Records from a collection:
[BEGIN]

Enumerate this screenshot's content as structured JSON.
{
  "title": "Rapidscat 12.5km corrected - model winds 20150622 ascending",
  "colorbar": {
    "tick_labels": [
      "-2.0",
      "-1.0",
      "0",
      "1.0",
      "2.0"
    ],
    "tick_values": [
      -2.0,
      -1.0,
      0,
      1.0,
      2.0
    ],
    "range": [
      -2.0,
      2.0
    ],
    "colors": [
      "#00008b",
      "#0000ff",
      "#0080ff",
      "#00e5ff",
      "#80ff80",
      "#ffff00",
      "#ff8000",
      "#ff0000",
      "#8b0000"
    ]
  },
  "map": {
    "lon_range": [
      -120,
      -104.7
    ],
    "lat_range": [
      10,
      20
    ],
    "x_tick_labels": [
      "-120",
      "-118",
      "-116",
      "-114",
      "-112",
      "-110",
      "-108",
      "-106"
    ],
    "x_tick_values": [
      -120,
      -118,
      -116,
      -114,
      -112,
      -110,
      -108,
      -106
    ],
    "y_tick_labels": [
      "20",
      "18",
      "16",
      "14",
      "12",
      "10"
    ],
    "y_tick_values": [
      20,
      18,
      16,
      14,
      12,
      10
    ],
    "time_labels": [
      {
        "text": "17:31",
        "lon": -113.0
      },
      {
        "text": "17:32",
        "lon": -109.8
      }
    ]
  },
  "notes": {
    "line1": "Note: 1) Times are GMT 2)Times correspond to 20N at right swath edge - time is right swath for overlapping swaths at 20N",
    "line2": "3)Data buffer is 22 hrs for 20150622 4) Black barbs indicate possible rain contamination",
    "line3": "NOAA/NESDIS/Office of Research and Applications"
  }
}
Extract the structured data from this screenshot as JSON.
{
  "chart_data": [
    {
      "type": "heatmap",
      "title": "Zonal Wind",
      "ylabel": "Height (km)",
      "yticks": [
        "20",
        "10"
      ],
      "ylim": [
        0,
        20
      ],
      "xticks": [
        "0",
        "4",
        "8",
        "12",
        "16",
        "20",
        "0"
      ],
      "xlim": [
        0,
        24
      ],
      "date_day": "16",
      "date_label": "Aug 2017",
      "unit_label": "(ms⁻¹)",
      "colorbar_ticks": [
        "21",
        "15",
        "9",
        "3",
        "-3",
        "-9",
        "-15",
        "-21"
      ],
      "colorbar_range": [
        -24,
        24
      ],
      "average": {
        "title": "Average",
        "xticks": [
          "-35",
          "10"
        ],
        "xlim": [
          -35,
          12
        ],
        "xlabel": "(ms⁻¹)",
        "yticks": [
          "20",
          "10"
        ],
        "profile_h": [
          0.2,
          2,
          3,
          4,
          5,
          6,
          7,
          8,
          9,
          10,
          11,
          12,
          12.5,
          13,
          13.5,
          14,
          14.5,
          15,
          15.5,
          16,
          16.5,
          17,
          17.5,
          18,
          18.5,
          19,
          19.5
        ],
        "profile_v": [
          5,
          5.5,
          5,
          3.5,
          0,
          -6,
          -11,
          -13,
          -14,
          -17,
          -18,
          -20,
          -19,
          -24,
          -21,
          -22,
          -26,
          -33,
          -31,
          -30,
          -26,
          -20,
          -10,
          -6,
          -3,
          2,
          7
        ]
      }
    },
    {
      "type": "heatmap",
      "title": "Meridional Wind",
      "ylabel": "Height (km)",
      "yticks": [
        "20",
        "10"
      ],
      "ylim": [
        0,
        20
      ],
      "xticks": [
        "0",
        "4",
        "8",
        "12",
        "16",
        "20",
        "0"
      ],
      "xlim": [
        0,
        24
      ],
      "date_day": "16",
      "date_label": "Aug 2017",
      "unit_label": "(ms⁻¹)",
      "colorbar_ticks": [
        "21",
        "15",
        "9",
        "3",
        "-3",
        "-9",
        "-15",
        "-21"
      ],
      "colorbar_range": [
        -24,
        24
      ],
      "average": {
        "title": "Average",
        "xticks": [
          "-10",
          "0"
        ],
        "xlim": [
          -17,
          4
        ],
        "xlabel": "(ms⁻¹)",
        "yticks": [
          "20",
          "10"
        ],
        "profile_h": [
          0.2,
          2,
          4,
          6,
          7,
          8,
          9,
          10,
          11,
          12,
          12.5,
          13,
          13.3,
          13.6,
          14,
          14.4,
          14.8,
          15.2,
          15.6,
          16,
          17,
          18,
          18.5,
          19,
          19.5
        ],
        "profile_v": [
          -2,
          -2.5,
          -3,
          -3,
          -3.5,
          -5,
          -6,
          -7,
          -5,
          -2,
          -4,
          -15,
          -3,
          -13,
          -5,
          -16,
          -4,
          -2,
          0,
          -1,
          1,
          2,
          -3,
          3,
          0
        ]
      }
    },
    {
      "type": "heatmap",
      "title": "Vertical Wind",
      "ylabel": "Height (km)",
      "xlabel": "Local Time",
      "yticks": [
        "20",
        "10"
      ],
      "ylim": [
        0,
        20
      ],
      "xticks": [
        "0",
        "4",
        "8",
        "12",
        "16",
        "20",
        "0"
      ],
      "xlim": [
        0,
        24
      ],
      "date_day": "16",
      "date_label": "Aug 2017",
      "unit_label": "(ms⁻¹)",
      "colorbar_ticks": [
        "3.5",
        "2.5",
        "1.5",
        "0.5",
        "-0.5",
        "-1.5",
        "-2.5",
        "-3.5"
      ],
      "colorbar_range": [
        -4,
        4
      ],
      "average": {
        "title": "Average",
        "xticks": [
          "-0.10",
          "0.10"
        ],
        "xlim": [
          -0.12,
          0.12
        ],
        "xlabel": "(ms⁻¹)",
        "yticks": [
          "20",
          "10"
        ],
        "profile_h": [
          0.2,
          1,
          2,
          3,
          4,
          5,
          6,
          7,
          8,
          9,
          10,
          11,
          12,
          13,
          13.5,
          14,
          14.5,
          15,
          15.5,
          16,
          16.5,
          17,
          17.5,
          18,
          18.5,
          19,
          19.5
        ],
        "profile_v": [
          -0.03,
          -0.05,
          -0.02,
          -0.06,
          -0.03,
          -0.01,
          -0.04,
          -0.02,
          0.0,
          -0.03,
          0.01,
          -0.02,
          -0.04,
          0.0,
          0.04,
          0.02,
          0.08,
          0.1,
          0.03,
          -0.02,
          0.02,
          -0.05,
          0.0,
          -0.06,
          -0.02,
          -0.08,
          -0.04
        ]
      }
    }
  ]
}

[END]

- [Directions] In the records above, locate the lines holding the word "title". Copy each of them.

- [Output below]
  "title": "Rapidscat 12.5km corrected - model winds 20150622 ascending",
      "title": "Zonal Wind",
        "title": "Average",
      "title": "Meridional Wind",
        "title": "Average",
      "title": "Vertical Wind",
        "title": "Average",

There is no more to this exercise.